-- Requirements --
Identify the lines that contain the word "Atoms", then copy them.
* start Task data *
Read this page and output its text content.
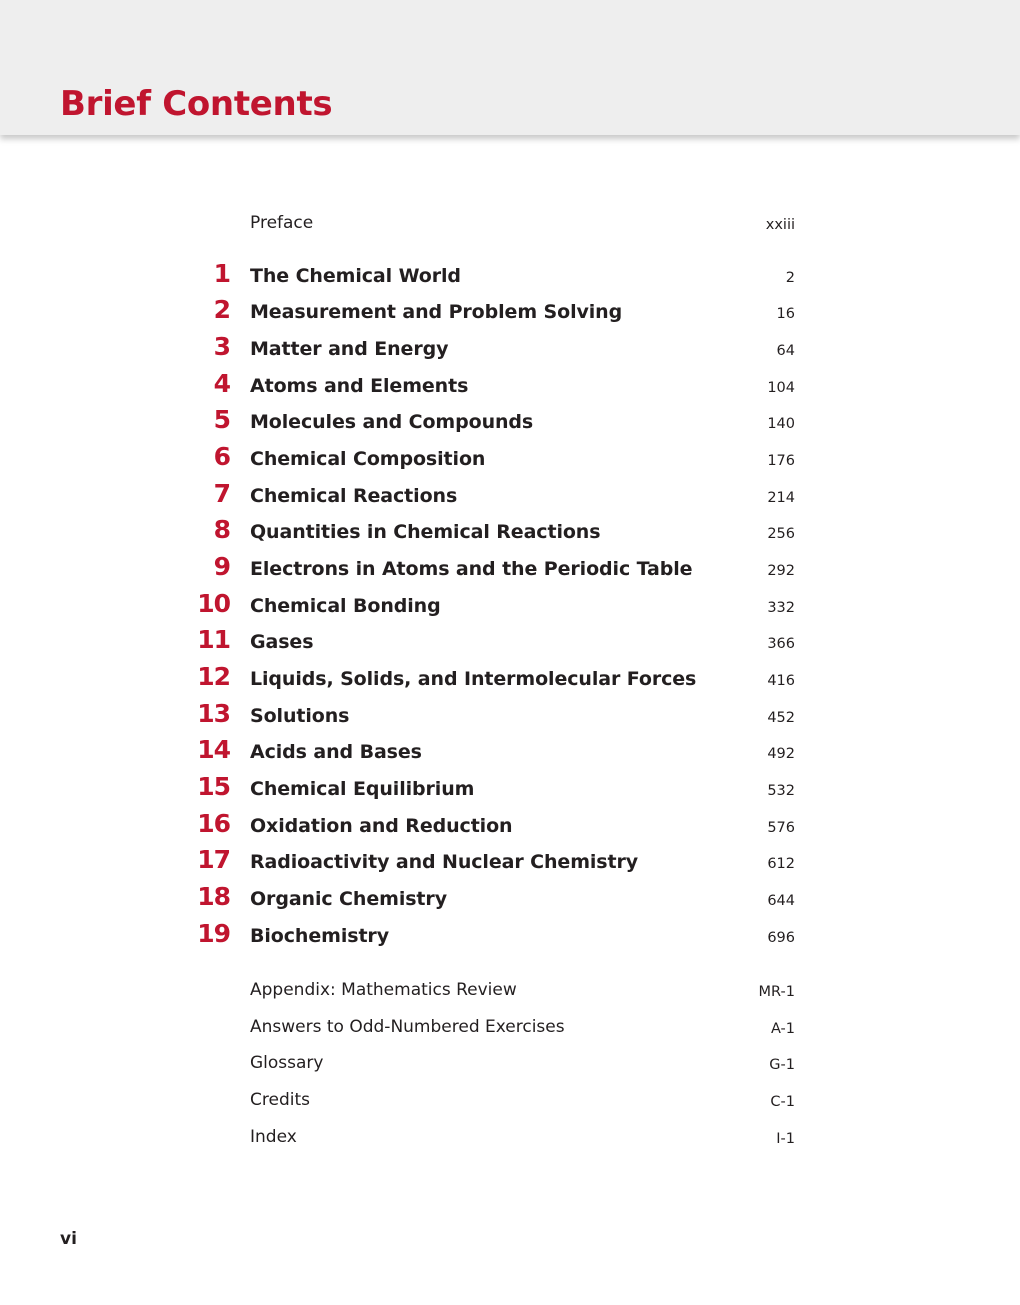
Brief Contents
Preface	xxiii
1 The Chemical World	2
2 Measurement and Problem Solving	16
3 Matter and Energy	64
4 Atoms and Elements	104
5 Molecules and Compounds	140
6 Chemical Composition	176
7 Chemical Reactions	214
8 Quantities in Chemical Reactions	256
9 Electrons in Atoms and the Periodic Table	292
10 Chemical Bonding	332
11 Gases	366
12 Liquids, Solids, and Intermolecular Forces	416
13 Solutions	452
14 Acids and Bases	492
15 Chemical Equilibrium	532
16 Oxidation and Reduction	576
17 Radioactivity and Nuclear Chemistry	612
18 Organic Chemistry	644
19 Biochemistry	696
Appendix: Mathematics Review	MR-1
Answers to Odd-Numbered Exercises	A-1
Glossary	G-1
Credits	C-1
Index	I-1
vi
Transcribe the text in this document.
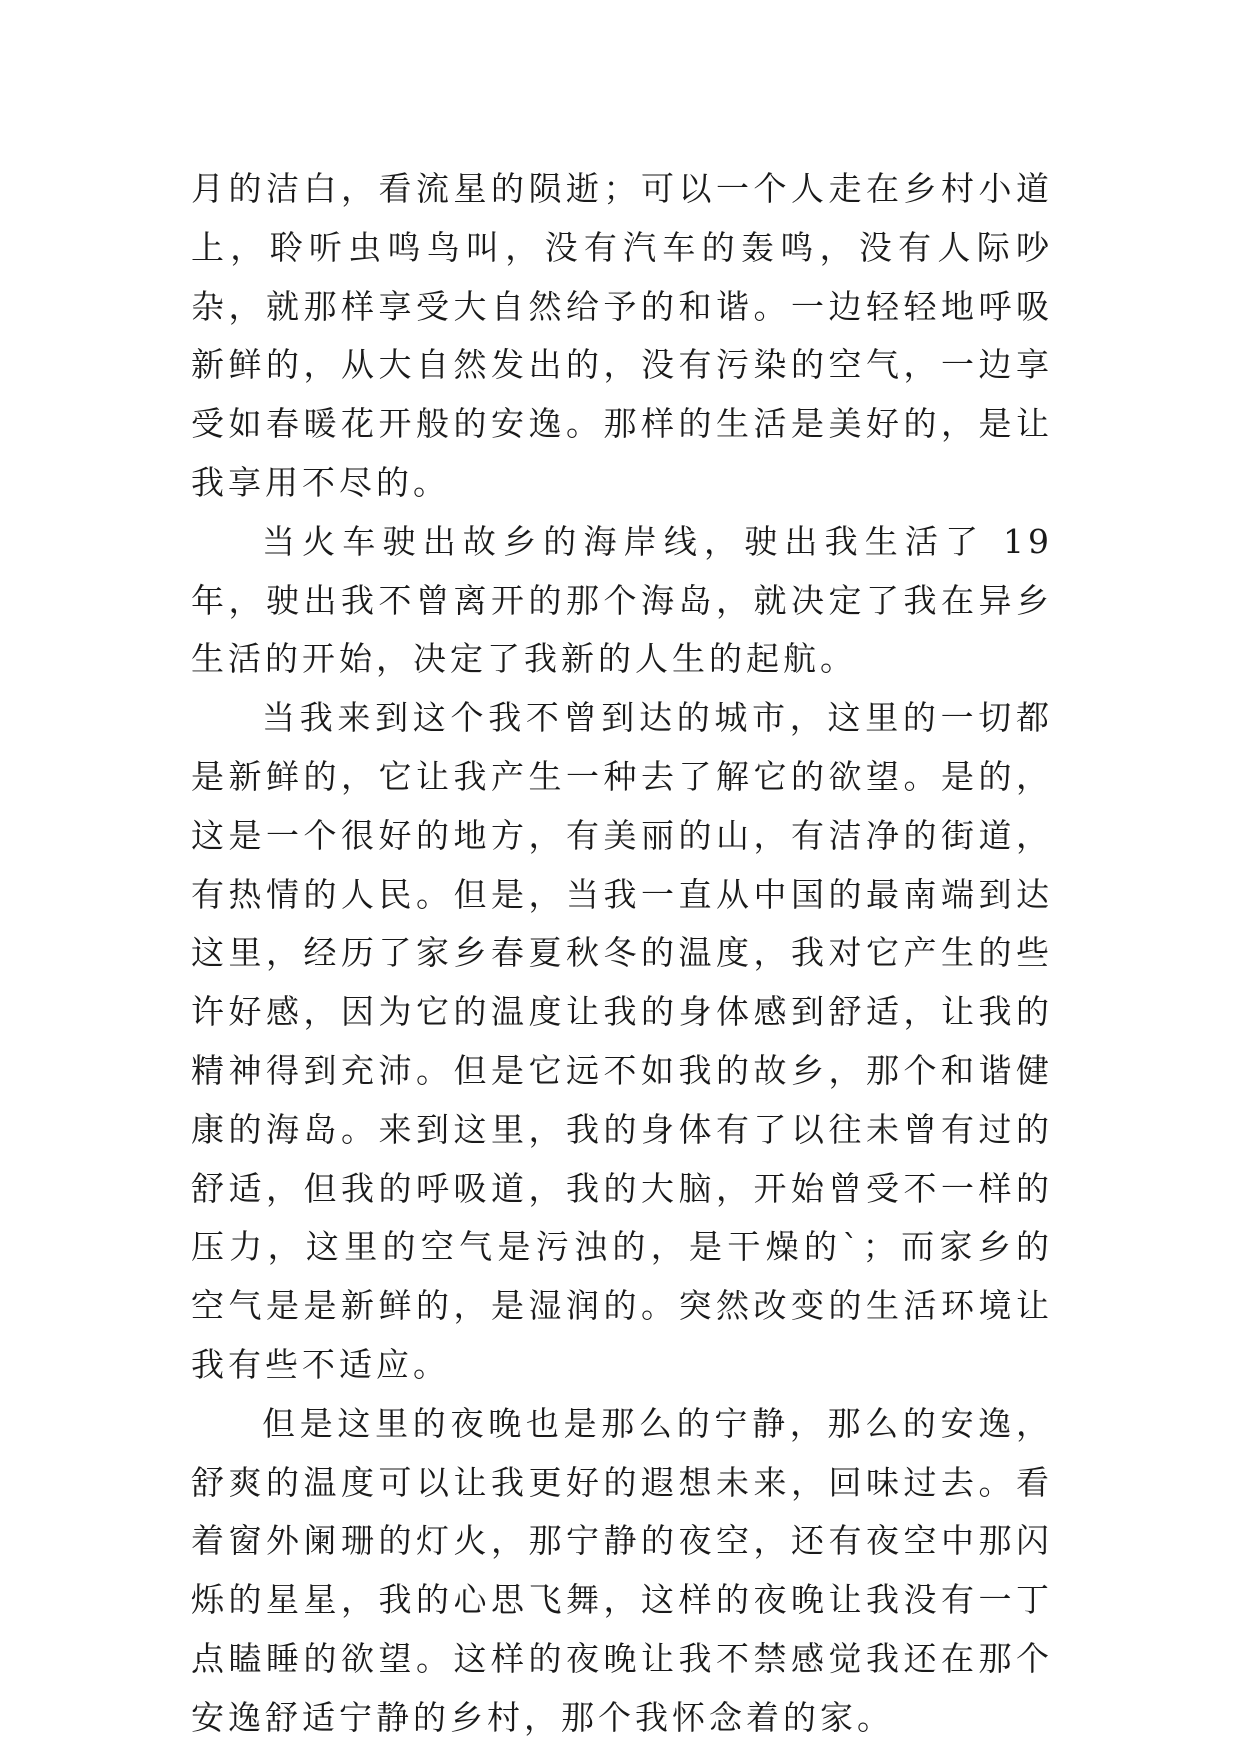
月的洁白，看流星的陨逝；可以一个人走在乡村小道上，聆听虫鸣鸟叫，没有汽车的轰鸣，没有人际吵杂，就那样享受大自然给予的和谐。一边轻轻地呼吸新鲜的，从大自然发出的，没有污染的空气，一边享受如春暖花开般的安逸。那样的生活是美好的，是让我享用不尽的。

当火车驶出故乡的海岸线，驶出我生活了 19 年，驶出我不曾离开的那个海岛，就决定了我在异乡生活的开始，决定了我新的人生的起航。

当我来到这个我不曾到达的城市，这里的一切都是新鲜的，它让我产生一种去了解它的欲望。是的，这是一个很好的地方，有美丽的山，有洁净的街道，有热情的人民。但是，当我一直从中国的最南端到达这里，经历了家乡春夏秋冬的温度，我对它产生的些许好感，因为它的温度让我的身体感到舒适，让我的精神得到充沛。但是它远不如我的故乡，那个和谐健康的海岛。来到这里，我的身体有了以往未曾有过的舒适，但我的呼吸道，我的大脑，开始曾受不一样的压力，这里的空气是污浊的，是干燥的`；而家乡的空气是是新鲜的，是湿润的。突然改变的生活环境让我有些不适应。

但是这里的夜晚也是那么的宁静，那么的安逸，舒爽的温度可以让我更好的遐想未来，回味过去。看着窗外阑珊的灯火，那宁静的夜空，还有夜空中那闪烁的星星，我的心思飞舞，这样的夜晚让我没有一丁点瞌睡的欲望。这样的夜晚让我不禁感觉我还在那个安逸舒适宁静的乡村，那个我怀念着的家。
* end Task data *
-- Response below --
4 Atoms and Elements	104
9 Electrons in Atoms and the Periodic Table	292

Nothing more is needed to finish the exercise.